# EXCERPTED DATA start
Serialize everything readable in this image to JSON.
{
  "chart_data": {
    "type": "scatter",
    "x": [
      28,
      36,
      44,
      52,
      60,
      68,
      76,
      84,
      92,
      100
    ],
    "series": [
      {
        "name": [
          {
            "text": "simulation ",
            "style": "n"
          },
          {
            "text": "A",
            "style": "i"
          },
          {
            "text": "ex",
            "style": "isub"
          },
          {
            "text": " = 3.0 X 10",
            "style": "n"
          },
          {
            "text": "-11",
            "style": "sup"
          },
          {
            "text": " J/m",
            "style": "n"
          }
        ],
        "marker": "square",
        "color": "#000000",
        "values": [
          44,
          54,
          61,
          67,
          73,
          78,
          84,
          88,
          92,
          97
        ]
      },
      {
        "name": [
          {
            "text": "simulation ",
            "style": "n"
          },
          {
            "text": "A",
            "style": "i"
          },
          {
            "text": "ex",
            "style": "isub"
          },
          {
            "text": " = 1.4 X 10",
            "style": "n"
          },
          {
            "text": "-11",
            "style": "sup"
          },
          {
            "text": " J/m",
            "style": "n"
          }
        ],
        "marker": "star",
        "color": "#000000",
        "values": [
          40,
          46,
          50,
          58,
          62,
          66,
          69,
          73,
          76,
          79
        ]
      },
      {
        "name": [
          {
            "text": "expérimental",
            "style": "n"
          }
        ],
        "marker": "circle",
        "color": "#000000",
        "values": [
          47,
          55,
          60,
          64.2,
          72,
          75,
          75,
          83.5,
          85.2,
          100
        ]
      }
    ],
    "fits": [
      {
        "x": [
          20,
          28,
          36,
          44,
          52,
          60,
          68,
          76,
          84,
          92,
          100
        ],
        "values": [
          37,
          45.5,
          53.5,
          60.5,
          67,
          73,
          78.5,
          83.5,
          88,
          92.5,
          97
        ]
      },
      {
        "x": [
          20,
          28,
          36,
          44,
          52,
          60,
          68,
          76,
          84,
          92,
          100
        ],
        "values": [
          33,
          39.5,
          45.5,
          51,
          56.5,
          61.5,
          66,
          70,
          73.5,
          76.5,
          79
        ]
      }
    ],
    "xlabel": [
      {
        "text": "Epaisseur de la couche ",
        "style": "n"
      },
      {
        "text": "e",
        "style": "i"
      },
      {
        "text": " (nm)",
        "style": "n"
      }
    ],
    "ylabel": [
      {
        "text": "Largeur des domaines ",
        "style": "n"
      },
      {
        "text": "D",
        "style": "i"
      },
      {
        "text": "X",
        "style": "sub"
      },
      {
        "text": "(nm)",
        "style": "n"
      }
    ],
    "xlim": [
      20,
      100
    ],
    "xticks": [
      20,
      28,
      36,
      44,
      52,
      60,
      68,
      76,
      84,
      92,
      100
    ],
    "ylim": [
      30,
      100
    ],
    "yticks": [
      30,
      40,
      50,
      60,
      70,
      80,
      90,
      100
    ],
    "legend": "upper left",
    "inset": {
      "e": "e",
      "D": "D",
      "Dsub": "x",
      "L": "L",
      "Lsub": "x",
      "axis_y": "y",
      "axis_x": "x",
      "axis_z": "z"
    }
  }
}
# EXCERPTED DATA end
**EXERCISE**: Restate the whole of the material exactly.

**ANSWER FOR THE TASK**:
Serialize everything readable in this image to JSON.
{
  "chart_data": {
    "type": "scatter",
    "x": [
      28,
      36,
      44,
      52,
      60,
      68,
      76,
      84,
      92,
      100
    ],
    "series": [
      {
        "name": [
          {
            "text": "simulation ",
            "style": "n"
          },
          {
            "text": "A",
            "style": "i"
          },
          {
            "text": "ex",
            "style": "isub"
          },
          {
            "text": " = 3.0 X 10",
            "style": "n"
          },
          {
            "text": "-11",
            "style": "sup"
          },
          {
            "text": " J/m",
            "style": "n"
          }
        ],
        "marker": "square",
        "color": "#000000",
        "values": [
          44,
          54,
          61,
          67,
          73,
          78,
          84,
          88,
          92,
          97
        ]
      },
      {
        "name": [
          {
            "text": "simulation ",
            "style": "n"
          },
          {
            "text": "A",
            "style": "i"
          },
          {
            "text": "ex",
            "style": "isub"
          },
          {
            "text": " = 1.4 X 10",
            "style": "n"
          },
          {
            "text": "-11",
            "style": "sup"
          },
          {
            "text": " J/m",
            "style": "n"
          }
        ],
        "marker": "star",
        "color": "#000000",
        "values": [
          40,
          46,
          50,
          58,
          62,
          66,
          69,
          73,
          76,
          79
        ]
      },
      {
        "name": [
          {
            "text": "expérimental",
            "style": "n"
          }
        ],
        "marker": "circle",
        "color": "#000000",
        "values": [
          47,
          55,
          60,
          64.2,
          72,
          75,
          75,
          83.5,
          85.2,
          100
        ]
      }
    ],
    "fits": [
      {
        "x": [
          20,
          28,
          36,
          44,
          52,
          60,
          68,
          76,
          84,
          92,
          100
        ],
        "values": [
          37,
          45.5,
          53.5,
          60.5,
          67,
          73,
          78.5,
          83.5,
          88,
          92.5,
          97
        ]
      },
      {
        "x": [
          20,
          28,
          36,
          44,
          52,
          60,
          68,
          76,
          84,
          92,
          100
        ],
        "values": [
          33,
          39.5,
          45.5,
          51,
          56.5,
          61.5,
          66,
          70,
          73.5,
          76.5,
          79
        ]
      }
    ],
    "xlabel": [
      {
        "text": "Epaisseur de la couche ",
        "style": "n"
      },
      {
        "text": "e",
        "style": "i"
      },
      {
        "text": " (nm)",
        "style": "n"
      }
    ],
    "ylabel": [
      {
        "text": "Largeur des domaines ",
        "style": "n"
      },
      {
        "text": "D",
        "style": "i"
      },
      {
        "text": "X",
        "style": "sub"
      },
      {
        "text": "(nm)",
        "style": "n"
      }
    ],
    "xlim": [
      20,
      100
    ],
    "xticks": [
      20,
      28,
      36,
      44,
      52,
      60,
      68,
      76,
      84,
      92,
      100
    ],
    "ylim": [
      30,
      100
    ],
    "yticks": [
      30,
      40,
      50,
      60,
      70,
      80,
      90,
      100
    ],
    "legend": "upper left",
    "inset": {
      "e": "e",
      "D": "D",
      "Dsub": "x",
      "L": "L",
      "Lsub": "x",
      "axis_y": "y",
      "axis_x": "x",
      "axis_z": "z"
    }
  }
}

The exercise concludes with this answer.